** Work instructions **
Go through the entries below and copy each line containing the word "minister".

** Excerpted data **

☆ ☆ ☆ ☆ ☆

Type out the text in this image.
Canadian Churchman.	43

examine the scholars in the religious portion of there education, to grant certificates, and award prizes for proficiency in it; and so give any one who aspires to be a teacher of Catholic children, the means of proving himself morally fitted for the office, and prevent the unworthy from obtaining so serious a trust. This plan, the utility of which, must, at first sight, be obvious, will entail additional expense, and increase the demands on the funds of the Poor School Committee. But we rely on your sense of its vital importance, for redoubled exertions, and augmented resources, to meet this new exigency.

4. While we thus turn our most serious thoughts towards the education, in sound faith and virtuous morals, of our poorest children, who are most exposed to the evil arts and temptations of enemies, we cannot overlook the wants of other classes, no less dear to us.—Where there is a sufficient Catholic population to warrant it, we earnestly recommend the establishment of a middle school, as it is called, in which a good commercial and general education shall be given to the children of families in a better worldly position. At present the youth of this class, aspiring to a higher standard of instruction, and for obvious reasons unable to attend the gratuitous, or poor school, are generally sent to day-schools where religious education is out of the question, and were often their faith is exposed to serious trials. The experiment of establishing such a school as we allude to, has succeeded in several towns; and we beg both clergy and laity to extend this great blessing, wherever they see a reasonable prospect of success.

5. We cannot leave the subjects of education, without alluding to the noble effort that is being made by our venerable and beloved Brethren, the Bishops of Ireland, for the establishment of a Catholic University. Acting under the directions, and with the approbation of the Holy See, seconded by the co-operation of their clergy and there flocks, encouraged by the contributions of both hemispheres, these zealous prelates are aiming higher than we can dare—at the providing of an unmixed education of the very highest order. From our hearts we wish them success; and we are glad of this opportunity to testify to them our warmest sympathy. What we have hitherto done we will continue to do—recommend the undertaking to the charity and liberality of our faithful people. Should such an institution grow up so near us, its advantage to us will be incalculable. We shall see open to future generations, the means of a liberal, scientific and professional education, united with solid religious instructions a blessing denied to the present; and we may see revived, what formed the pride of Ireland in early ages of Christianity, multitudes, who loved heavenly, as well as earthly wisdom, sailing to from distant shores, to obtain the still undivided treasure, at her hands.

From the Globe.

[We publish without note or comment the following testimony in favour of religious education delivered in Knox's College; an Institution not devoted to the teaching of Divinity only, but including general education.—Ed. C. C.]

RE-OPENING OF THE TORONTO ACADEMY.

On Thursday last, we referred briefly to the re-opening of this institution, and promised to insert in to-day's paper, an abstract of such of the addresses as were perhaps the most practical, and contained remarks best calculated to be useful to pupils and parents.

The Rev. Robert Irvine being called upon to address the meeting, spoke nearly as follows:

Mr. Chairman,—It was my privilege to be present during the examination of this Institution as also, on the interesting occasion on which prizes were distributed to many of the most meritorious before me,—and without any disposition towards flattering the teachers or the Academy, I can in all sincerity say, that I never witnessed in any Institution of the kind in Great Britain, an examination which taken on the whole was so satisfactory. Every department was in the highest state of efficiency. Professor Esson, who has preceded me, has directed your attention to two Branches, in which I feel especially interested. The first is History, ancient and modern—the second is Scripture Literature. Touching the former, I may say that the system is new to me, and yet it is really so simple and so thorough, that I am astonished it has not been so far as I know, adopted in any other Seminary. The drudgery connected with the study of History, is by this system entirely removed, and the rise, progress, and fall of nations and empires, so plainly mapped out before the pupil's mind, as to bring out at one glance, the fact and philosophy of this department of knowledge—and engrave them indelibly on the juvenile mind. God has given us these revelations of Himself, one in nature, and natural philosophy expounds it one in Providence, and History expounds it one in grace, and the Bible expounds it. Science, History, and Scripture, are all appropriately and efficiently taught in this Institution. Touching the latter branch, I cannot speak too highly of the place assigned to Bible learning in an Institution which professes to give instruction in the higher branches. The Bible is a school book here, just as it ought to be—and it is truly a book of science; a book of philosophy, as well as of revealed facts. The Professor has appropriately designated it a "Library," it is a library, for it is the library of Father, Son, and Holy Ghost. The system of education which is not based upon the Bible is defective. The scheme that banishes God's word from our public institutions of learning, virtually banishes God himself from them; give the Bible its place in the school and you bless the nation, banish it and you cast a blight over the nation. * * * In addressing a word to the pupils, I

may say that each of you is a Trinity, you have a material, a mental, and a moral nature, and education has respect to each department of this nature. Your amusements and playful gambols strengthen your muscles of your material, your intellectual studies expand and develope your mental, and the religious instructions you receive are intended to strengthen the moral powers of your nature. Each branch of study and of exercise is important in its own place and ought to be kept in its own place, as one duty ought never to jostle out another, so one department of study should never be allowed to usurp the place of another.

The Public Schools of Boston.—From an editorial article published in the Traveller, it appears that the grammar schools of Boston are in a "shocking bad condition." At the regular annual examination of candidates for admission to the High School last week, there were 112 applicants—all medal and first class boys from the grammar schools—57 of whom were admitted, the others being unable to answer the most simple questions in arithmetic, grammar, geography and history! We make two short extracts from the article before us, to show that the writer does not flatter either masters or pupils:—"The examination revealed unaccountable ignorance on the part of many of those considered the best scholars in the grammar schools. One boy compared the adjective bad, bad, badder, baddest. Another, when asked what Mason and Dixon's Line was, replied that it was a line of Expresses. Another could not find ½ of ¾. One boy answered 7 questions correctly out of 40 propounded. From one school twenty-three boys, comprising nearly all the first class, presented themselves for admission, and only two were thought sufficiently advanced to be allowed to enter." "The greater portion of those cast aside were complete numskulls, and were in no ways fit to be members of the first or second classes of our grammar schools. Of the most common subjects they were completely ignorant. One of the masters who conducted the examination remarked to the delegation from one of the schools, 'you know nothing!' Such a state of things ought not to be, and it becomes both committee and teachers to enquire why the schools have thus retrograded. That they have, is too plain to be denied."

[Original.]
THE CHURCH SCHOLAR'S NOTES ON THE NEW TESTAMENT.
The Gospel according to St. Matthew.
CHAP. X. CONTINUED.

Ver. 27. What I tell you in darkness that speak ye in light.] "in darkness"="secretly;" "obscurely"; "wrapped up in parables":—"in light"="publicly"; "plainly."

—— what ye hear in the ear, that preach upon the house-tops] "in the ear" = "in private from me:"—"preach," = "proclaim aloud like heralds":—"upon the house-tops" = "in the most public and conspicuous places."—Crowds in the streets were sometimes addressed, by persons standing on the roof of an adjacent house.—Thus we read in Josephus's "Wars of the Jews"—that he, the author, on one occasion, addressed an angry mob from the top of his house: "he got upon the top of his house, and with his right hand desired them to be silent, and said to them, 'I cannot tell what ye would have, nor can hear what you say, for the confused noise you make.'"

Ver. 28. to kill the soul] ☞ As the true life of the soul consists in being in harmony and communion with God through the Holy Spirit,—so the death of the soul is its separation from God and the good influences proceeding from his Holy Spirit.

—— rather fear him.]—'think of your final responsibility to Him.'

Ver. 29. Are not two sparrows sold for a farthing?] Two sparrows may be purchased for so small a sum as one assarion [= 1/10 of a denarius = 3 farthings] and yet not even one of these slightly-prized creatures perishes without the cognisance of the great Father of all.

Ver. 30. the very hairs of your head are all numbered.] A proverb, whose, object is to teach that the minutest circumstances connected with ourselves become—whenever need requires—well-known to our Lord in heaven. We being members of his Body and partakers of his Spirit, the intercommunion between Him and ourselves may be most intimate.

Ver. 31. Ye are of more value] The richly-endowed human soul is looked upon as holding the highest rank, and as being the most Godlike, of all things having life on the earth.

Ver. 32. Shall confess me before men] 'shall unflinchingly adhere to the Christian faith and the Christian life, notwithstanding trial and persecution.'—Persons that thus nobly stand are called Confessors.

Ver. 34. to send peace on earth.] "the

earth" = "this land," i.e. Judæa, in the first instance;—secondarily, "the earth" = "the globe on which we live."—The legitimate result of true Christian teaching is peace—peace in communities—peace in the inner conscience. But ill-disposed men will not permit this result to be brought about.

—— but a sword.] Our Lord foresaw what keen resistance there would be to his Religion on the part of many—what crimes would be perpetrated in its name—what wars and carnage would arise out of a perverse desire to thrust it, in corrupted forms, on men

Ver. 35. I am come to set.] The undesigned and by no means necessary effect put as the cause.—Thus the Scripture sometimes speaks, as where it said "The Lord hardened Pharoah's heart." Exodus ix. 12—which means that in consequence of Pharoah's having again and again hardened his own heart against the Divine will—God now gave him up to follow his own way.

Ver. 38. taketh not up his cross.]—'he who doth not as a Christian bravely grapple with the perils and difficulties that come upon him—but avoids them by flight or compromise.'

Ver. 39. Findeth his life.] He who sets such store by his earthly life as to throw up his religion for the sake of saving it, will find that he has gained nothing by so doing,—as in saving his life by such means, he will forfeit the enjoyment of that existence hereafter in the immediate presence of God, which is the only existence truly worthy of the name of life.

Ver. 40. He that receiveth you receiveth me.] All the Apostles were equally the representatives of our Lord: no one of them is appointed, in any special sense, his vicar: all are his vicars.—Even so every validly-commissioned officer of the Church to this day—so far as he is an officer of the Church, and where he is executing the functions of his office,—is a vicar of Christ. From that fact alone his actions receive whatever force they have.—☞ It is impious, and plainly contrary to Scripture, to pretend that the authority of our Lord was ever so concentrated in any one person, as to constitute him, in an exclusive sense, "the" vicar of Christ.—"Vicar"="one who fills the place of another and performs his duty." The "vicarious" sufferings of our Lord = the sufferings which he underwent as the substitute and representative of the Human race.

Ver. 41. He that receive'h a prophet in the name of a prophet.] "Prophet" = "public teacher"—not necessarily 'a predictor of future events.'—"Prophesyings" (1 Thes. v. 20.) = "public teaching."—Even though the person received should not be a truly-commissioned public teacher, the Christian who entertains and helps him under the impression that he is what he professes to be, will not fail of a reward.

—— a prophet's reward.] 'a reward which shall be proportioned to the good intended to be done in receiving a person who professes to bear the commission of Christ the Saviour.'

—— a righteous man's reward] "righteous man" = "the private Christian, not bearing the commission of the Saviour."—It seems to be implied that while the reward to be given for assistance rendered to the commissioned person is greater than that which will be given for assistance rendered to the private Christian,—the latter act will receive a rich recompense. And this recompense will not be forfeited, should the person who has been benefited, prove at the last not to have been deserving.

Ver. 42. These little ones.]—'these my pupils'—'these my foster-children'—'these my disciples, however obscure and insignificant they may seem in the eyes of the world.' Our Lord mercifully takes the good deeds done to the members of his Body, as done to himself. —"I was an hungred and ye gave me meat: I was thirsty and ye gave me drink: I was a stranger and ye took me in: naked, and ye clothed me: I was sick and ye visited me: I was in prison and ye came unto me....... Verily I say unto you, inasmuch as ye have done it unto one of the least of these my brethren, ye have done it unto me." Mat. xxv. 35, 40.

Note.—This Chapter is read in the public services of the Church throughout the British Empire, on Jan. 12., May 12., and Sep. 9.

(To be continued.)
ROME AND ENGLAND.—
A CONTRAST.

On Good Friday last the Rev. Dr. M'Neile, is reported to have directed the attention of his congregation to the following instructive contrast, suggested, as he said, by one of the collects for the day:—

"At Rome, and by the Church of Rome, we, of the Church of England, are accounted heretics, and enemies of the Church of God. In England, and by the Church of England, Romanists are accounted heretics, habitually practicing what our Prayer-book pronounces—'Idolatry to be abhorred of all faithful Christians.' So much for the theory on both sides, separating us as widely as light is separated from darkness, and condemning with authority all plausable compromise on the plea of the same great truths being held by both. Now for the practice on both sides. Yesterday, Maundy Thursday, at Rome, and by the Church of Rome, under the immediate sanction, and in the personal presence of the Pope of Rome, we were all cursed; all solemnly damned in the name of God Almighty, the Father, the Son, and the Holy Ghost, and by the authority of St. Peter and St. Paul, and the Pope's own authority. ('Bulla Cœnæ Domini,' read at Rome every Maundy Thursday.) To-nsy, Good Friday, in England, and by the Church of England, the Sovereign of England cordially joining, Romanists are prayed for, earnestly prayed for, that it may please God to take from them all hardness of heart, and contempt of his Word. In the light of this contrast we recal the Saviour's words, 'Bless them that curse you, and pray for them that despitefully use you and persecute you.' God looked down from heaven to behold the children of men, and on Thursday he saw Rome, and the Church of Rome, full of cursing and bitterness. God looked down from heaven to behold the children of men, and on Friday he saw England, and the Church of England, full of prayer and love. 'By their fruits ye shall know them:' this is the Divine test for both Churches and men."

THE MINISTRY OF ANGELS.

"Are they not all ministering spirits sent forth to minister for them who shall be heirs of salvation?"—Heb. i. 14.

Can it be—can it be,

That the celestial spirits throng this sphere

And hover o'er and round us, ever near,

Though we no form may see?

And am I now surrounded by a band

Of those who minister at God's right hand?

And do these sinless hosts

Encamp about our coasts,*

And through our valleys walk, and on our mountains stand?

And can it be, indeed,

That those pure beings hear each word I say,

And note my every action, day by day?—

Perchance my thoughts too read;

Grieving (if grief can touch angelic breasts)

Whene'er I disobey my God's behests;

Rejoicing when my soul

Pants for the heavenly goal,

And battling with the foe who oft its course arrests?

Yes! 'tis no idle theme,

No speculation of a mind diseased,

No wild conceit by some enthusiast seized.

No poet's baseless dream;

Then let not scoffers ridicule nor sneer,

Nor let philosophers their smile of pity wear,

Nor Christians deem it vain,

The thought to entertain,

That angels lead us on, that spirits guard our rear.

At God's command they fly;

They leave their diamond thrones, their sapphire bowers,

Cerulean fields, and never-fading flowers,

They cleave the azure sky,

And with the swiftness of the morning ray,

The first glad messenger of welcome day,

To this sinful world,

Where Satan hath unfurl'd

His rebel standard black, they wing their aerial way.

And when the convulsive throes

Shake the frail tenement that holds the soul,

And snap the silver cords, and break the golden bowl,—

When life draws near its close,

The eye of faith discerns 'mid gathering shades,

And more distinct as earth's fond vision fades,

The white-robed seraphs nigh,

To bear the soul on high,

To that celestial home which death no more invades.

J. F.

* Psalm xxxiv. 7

☆ ☆ ☆ ☆ ☆

** Exercise output **
"Are they not all ministering spirits sent forth to minister for them who shall be heirs of salvation?"—Heb. i. 14.
Of those who minister at God's right hand?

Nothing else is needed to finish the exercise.